--- BEGIN ---

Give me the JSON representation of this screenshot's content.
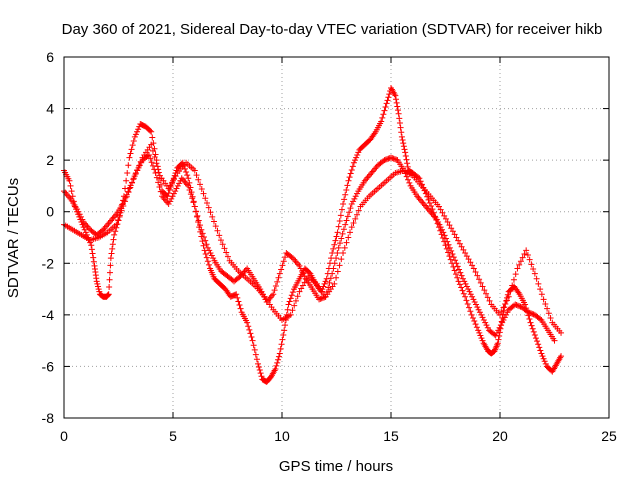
{
  "chart_data": {
    "type": "scatter",
    "title": "Day 360 of 2021, Sidereal Day-to-day VTEC variation (SDTVAR) for receiver hikb",
    "xlabel": "GPS time / hours",
    "ylabel": "SDTVAR / TECUs",
    "xlim": [
      0,
      25
    ],
    "ylim": [
      -8,
      6
    ],
    "x_ticks": [
      0,
      5,
      10,
      15,
      20,
      25
    ],
    "y_ticks": [
      -8,
      -6,
      -4,
      -2,
      0,
      2,
      4,
      6
    ],
    "grid": true,
    "marker": "+",
    "series": [
      {
        "name": "SDTVAR",
        "color": "#ff0000",
        "tracks": [
          {
            "x": [
              0.0,
              0.25,
              0.5,
              0.75,
              1.0,
              1.25,
              1.4,
              1.5,
              1.65,
              1.8,
              1.95,
              2.05,
              2.15,
              2.3,
              2.55,
              2.75,
              3.0,
              3.25,
              3.5,
              3.75,
              4.0,
              4.25,
              4.5,
              4.75,
              5.0,
              5.2,
              5.45,
              5.7,
              5.95,
              6.2,
              6.45,
              6.7,
              6.9,
              7.15,
              7.4,
              7.65,
              7.9,
              8.15,
              8.4,
              8.65,
              8.9,
              9.1,
              9.3,
              9.5,
              9.7,
              9.9,
              10.1,
              10.3,
              10.55,
              10.8,
              11.05,
              11.3,
              11.55,
              11.8,
              12.05,
              12.3,
              12.55,
              12.8,
              13.05,
              13.3,
              13.55,
              13.8,
              14.05,
              14.3,
              14.55,
              14.8,
              15.0,
              15.2,
              15.35,
              15.5,
              15.65,
              15.8,
              16.0,
              16.3,
              16.6,
              16.9,
              17.2,
              17.5,
              17.8,
              18.1,
              18.4,
              18.7,
              19.0,
              19.25,
              19.45,
              19.6,
              19.75,
              19.9,
              20.05,
              20.2,
              20.4,
              20.65,
              20.9,
              21.15,
              21.4,
              21.65,
              21.9,
              22.15,
              22.4,
              22.6,
              22.8
            ],
            "y": [
              1.6,
              1.2,
              0.2,
              -0.3,
              -0.8,
              -1.3,
              -2.1,
              -2.7,
              -3.2,
              -3.3,
              -3.3,
              -3.2,
              -1.8,
              -0.9,
              -0.2,
              0.6,
              2.1,
              2.9,
              3.4,
              3.3,
              3.1,
              2.0,
              0.8,
              0.6,
              1.2,
              1.7,
              1.9,
              1.3,
              0.4,
              -0.6,
              -1.5,
              -2.2,
              -2.6,
              -2.8,
              -3.0,
              -3.3,
              -3.2,
              -3.9,
              -4.3,
              -5.0,
              -5.9,
              -6.5,
              -6.6,
              -6.4,
              -6.1,
              -5.5,
              -4.6,
              -3.6,
              -3.0,
              -2.6,
              -2.2,
              -2.4,
              -2.8,
              -3.1,
              -2.6,
              -1.6,
              -0.8,
              0.3,
              1.2,
              1.9,
              2.4,
              2.6,
              2.8,
              3.1,
              3.5,
              4.2,
              4.8,
              4.5,
              3.8,
              2.9,
              2.3,
              1.6,
              1.5,
              1.3,
              0.7,
              0.1,
              -0.6,
              -1.3,
              -2.0,
              -2.7,
              -3.3,
              -4.0,
              -4.6,
              -5.1,
              -5.4,
              -5.5,
              -5.4,
              -5.1,
              -4.4,
              -3.7,
              -3.1,
              -2.9,
              -3.2,
              -3.6,
              -4.3,
              -4.9,
              -5.5,
              -6.0,
              -6.2,
              -5.9,
              -5.6
            ]
          },
          {
            "x": [
              0.0,
              0.3,
              0.6,
              0.9,
              1.2,
              1.5,
              1.8,
              2.1,
              2.4,
              2.7,
              3.0,
              3.3,
              3.6,
              3.9,
              4.2,
              4.5,
              4.8,
              5.1,
              5.4,
              5.7,
              6.0,
              6.3,
              6.6,
              6.9,
              7.2,
              7.5,
              7.8,
              8.1,
              8.4,
              8.7,
              9.0,
              9.3,
              9.6,
              9.9,
              10.2,
              10.5,
              10.8,
              11.1,
              11.4,
              11.7,
              12.0,
              12.3,
              12.6,
              12.9,
              13.2,
              13.5,
              13.8,
              14.1,
              14.4,
              14.7,
              15.0,
              15.3,
              15.6,
              15.9,
              16.2,
              16.5,
              16.8,
              17.1,
              17.4,
              17.7,
              18.0,
              18.3,
              18.6,
              18.9,
              19.2,
              19.5,
              19.8,
              20.1,
              20.4,
              20.7,
              21.0,
              21.3,
              21.6,
              21.9,
              22.2,
              22.5
            ],
            "y": [
              0.8,
              0.5,
              0.1,
              -0.4,
              -0.7,
              -0.9,
              -0.7,
              -0.4,
              -0.1,
              0.3,
              0.9,
              1.5,
              2.0,
              2.2,
              1.5,
              0.6,
              0.3,
              0.8,
              1.3,
              1.0,
              0.2,
              -0.7,
              -1.4,
              -1.9,
              -2.3,
              -2.5,
              -2.7,
              -2.5,
              -2.2,
              -2.6,
              -3.0,
              -3.5,
              -3.2,
              -2.4,
              -1.6,
              -1.8,
              -2.1,
              -2.6,
              -3.0,
              -3.4,
              -3.3,
              -2.4,
              -1.4,
              -0.5,
              0.3,
              0.8,
              1.2,
              1.5,
              1.8,
              2.0,
              2.1,
              2.0,
              1.6,
              1.0,
              0.6,
              0.3,
              0.0,
              -0.3,
              -0.8,
              -1.4,
              -2.0,
              -2.6,
              -3.1,
              -3.6,
              -4.1,
              -4.6,
              -4.8,
              -4.3,
              -3.8,
              -3.6,
              -3.7,
              -3.9,
              -4.0,
              -4.2,
              -4.6,
              -5.0
            ]
          },
          {
            "x": [
              0.0,
              0.4,
              0.8,
              1.2,
              1.6,
              2.0,
              2.4,
              2.8,
              3.2,
              3.6,
              4.0,
              4.4,
              4.8,
              5.2,
              5.6,
              6.0,
              6.4,
              6.8,
              7.2,
              7.6,
              8.0,
              8.4,
              8.8,
              9.2,
              9.6,
              10.0,
              10.4,
              10.8,
              11.2,
              11.6,
              12.0,
              12.4,
              12.8,
              13.2,
              13.6,
              14.0,
              14.4,
              14.8,
              15.2,
              15.6,
              16.0,
              16.4,
              16.8,
              17.2,
              17.6,
              18.0,
              18.4,
              18.8,
              19.2,
              19.6,
              20.0,
              20.4,
              20.8,
              21.2,
              21.6,
              22.0,
              22.4,
              22.8
            ],
            "y": [
              -0.5,
              -0.7,
              -0.9,
              -1.1,
              -1.0,
              -0.8,
              -0.5,
              0.4,
              1.3,
              2.1,
              2.6,
              1.4,
              0.9,
              1.5,
              1.9,
              1.6,
              0.7,
              -0.2,
              -1.1,
              -1.9,
              -2.3,
              -2.6,
              -2.9,
              -3.3,
              -3.8,
              -4.2,
              -4.0,
              -3.1,
              -2.5,
              -2.8,
              -3.3,
              -2.8,
              -1.6,
              -0.6,
              0.2,
              0.6,
              0.9,
              1.2,
              1.5,
              1.6,
              1.4,
              1.0,
              0.6,
              0.2,
              -0.4,
              -1.0,
              -1.6,
              -2.2,
              -2.9,
              -3.6,
              -4.0,
              -3.3,
              -2.2,
              -1.5,
              -2.4,
              -3.4,
              -4.3,
              -4.7
            ]
          }
        ]
      }
    ]
  }
}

--- END ---

▶ [EXERCISE DESCRIPTION]: The records above are to be reproduced exactly; the pictures are to be left out.

▶ [EXERCISE ANSWER]:
Give me the JSON representation of this screenshot's content.
{
  "chart_data": {
    "type": "scatter",
    "title": "Day 360 of 2021, Sidereal Day-to-day VTEC variation (SDTVAR) for receiver hikb",
    "xlabel": "GPS time / hours",
    "ylabel": "SDTVAR / TECUs",
    "xlim": [
      0,
      25
    ],
    "ylim": [
      -8,
      6
    ],
    "x_ticks": [
      0,
      5,
      10,
      15,
      20,
      25
    ],
    "y_ticks": [
      -8,
      -6,
      -4,
      -2,
      0,
      2,
      4,
      6
    ],
    "grid": true,
    "marker": "+",
    "series": [
      {
        "name": "SDTVAR",
        "color": "#ff0000",
        "tracks": [
          {
            "x": [
              0.0,
              0.25,
              0.5,
              0.75,
              1.0,
              1.25,
              1.4,
              1.5,
              1.65,
              1.8,
              1.95,
              2.05,
              2.15,
              2.3,
              2.55,
              2.75,
              3.0,
              3.25,
              3.5,
              3.75,
              4.0,
              4.25,
              4.5,
              4.75,
              5.0,
              5.2,
              5.45,
              5.7,
              5.95,
              6.2,
              6.45,
              6.7,
              6.9,
              7.15,
              7.4,
              7.65,
              7.9,
              8.15,
              8.4,
              8.65,
              8.9,
              9.1,
              9.3,
              9.5,
              9.7,
              9.9,
              10.1,
              10.3,
              10.55,
              10.8,
              11.05,
              11.3,
              11.55,
              11.8,
              12.05,
              12.3,
              12.55,
              12.8,
              13.05,
              13.3,
              13.55,
              13.8,
              14.05,
              14.3,
              14.55,
              14.8,
              15.0,
              15.2,
              15.35,
              15.5,
              15.65,
              15.8,
              16.0,
              16.3,
              16.6,
              16.9,
              17.2,
              17.5,
              17.8,
              18.1,
              18.4,
              18.7,
              19.0,
              19.25,
              19.45,
              19.6,
              19.75,
              19.9,
              20.05,
              20.2,
              20.4,
              20.65,
              20.9,
              21.15,
              21.4,
              21.65,
              21.9,
              22.15,
              22.4,
              22.6,
              22.8
            ],
            "y": [
              1.6,
              1.2,
              0.2,
              -0.3,
              -0.8,
              -1.3,
              -2.1,
              -2.7,
              -3.2,
              -3.3,
              -3.3,
              -3.2,
              -1.8,
              -0.9,
              -0.2,
              0.6,
              2.1,
              2.9,
              3.4,
              3.3,
              3.1,
              2.0,
              0.8,
              0.6,
              1.2,
              1.7,
              1.9,
              1.3,
              0.4,
              -0.6,
              -1.5,
              -2.2,
              -2.6,
              -2.8,
              -3.0,
              -3.3,
              -3.2,
              -3.9,
              -4.3,
              -5.0,
              -5.9,
              -6.5,
              -6.6,
              -6.4,
              -6.1,
              -5.5,
              -4.6,
              -3.6,
              -3.0,
              -2.6,
              -2.2,
              -2.4,
              -2.8,
              -3.1,
              -2.6,
              -1.6,
              -0.8,
              0.3,
              1.2,
              1.9,
              2.4,
              2.6,
              2.8,
              3.1,
              3.5,
              4.2,
              4.8,
              4.5,
              3.8,
              2.9,
              2.3,
              1.6,
              1.5,
              1.3,
              0.7,
              0.1,
              -0.6,
              -1.3,
              -2.0,
              -2.7,
              -3.3,
              -4.0,
              -4.6,
              -5.1,
              -5.4,
              -5.5,
              -5.4,
              -5.1,
              -4.4,
              -3.7,
              -3.1,
              -2.9,
              -3.2,
              -3.6,
              -4.3,
              -4.9,
              -5.5,
              -6.0,
              -6.2,
              -5.9,
              -5.6
            ]
          },
          {
            "x": [
              0.0,
              0.3,
              0.6,
              0.9,
              1.2,
              1.5,
              1.8,
              2.1,
              2.4,
              2.7,
              3.0,
              3.3,
              3.6,
              3.9,
              4.2,
              4.5,
              4.8,
              5.1,
              5.4,
              5.7,
              6.0,
              6.3,
              6.6,
              6.9,
              7.2,
              7.5,
              7.8,
              8.1,
              8.4,
              8.7,
              9.0,
              9.3,
              9.6,
              9.9,
              10.2,
              10.5,
              10.8,
              11.1,
              11.4,
              11.7,
              12.0,
              12.3,
              12.6,
              12.9,
              13.2,
              13.5,
              13.8,
              14.1,
              14.4,
              14.7,
              15.0,
              15.3,
              15.6,
              15.9,
              16.2,
              16.5,
              16.8,
              17.1,
              17.4,
              17.7,
              18.0,
              18.3,
              18.6,
              18.9,
              19.2,
              19.5,
              19.8,
              20.1,
              20.4,
              20.7,
              21.0,
              21.3,
              21.6,
              21.9,
              22.2,
              22.5
            ],
            "y": [
              0.8,
              0.5,
              0.1,
              -0.4,
              -0.7,
              -0.9,
              -0.7,
              -0.4,
              -0.1,
              0.3,
              0.9,
              1.5,
              2.0,
              2.2,
              1.5,
              0.6,
              0.3,
              0.8,
              1.3,
              1.0,
              0.2,
              -0.7,
              -1.4,
              -1.9,
              -2.3,
              -2.5,
              -2.7,
              -2.5,
              -2.2,
              -2.6,
              -3.0,
              -3.5,
              -3.2,
              -2.4,
              -1.6,
              -1.8,
              -2.1,
              -2.6,
              -3.0,
              -3.4,
              -3.3,
              -2.4,
              -1.4,
              -0.5,
              0.3,
              0.8,
              1.2,
              1.5,
              1.8,
              2.0,
              2.1,
              2.0,
              1.6,
              1.0,
              0.6,
              0.3,
              0.0,
              -0.3,
              -0.8,
              -1.4,
              -2.0,
              -2.6,
              -3.1,
              -3.6,
              -4.1,
              -4.6,
              -4.8,
              -4.3,
              -3.8,
              -3.6,
              -3.7,
              -3.9,
              -4.0,
              -4.2,
              -4.6,
              -5.0
            ]
          },
          {
            "x": [
              0.0,
              0.4,
              0.8,
              1.2,
              1.6,
              2.0,
              2.4,
              2.8,
              3.2,
              3.6,
              4.0,
              4.4,
              4.8,
              5.2,
              5.6,
              6.0,
              6.4,
              6.8,
              7.2,
              7.6,
              8.0,
              8.4,
              8.8,
              9.2,
              9.6,
              10.0,
              10.4,
              10.8,
              11.2,
              11.6,
              12.0,
              12.4,
              12.8,
              13.2,
              13.6,
              14.0,
              14.4,
              14.8,
              15.2,
              15.6,
              16.0,
              16.4,
              16.8,
              17.2,
              17.6,
              18.0,
              18.4,
              18.8,
              19.2,
              19.6,
              20.0,
              20.4,
              20.8,
              21.2,
              21.6,
              22.0,
              22.4,
              22.8
            ],
            "y": [
              -0.5,
              -0.7,
              -0.9,
              -1.1,
              -1.0,
              -0.8,
              -0.5,
              0.4,
              1.3,
              2.1,
              2.6,
              1.4,
              0.9,
              1.5,
              1.9,
              1.6,
              0.7,
              -0.2,
              -1.1,
              -1.9,
              -2.3,
              -2.6,
              -2.9,
              -3.3,
              -3.8,
              -4.2,
              -4.0,
              -3.1,
              -2.5,
              -2.8,
              -3.3,
              -2.8,
              -1.6,
              -0.6,
              0.2,
              0.6,
              0.9,
              1.2,
              1.5,
              1.6,
              1.4,
              1.0,
              0.6,
              0.2,
              -0.4,
              -1.0,
              -1.6,
              -2.2,
              -2.9,
              -3.6,
              -4.0,
              -3.3,
              -2.2,
              -1.5,
              -2.4,
              -3.4,
              -4.3,
              -4.7
            ]
          }
        ]
      }
    ]
  }
}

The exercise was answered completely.